--- begin INPUT MATERIAL ---

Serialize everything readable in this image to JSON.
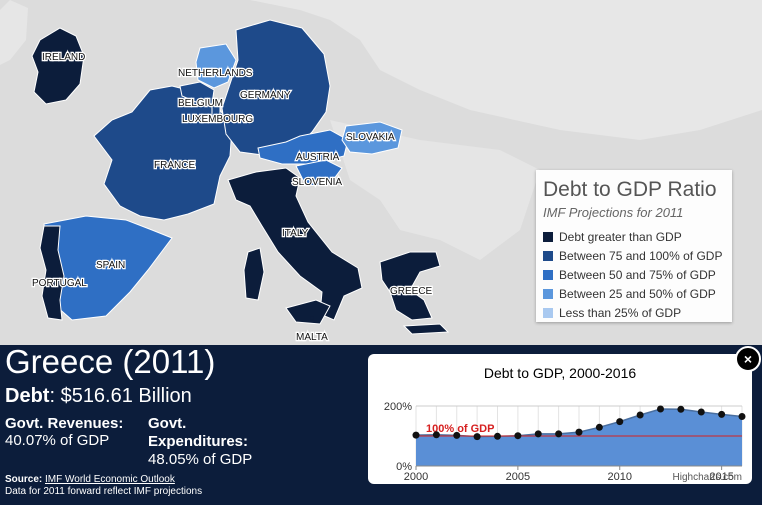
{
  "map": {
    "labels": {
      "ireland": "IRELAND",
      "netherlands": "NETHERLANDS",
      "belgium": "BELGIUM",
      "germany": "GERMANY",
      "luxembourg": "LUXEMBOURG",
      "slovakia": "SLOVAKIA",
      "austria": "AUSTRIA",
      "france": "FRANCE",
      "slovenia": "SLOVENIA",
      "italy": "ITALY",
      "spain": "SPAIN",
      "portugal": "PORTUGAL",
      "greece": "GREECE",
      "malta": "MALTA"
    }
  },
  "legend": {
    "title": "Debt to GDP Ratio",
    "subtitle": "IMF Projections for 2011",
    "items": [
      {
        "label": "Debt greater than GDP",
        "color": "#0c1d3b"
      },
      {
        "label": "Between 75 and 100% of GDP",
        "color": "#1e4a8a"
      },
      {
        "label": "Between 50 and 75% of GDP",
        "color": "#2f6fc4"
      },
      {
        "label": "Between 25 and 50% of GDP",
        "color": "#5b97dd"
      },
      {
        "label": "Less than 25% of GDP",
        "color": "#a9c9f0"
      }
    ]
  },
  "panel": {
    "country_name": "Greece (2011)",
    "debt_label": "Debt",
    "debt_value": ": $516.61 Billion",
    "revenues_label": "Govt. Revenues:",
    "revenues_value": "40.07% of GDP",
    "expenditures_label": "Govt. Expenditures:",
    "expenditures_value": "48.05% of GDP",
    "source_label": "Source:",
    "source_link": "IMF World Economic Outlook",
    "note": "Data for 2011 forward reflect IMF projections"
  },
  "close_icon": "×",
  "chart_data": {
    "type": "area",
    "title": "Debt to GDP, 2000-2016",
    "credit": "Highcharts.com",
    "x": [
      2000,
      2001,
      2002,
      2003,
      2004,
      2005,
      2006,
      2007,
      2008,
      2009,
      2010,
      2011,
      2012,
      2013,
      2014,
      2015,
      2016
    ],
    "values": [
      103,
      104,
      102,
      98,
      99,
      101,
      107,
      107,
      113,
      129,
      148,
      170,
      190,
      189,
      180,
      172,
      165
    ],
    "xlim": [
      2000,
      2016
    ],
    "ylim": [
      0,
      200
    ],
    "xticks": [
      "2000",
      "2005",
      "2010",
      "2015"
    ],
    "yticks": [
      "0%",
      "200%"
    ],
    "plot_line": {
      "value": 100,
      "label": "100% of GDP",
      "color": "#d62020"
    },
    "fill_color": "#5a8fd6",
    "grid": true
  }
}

--- end INPUT MATERIAL ---

### WRITTEN REQUEST
All lines that include "Govt" are to be gathered and copied.

### OUTPUT FOR THIS EXERCISE
    "revenues_label": "Govt. Revenues:",
    "expenditures_label": "Govt. Expenditures:",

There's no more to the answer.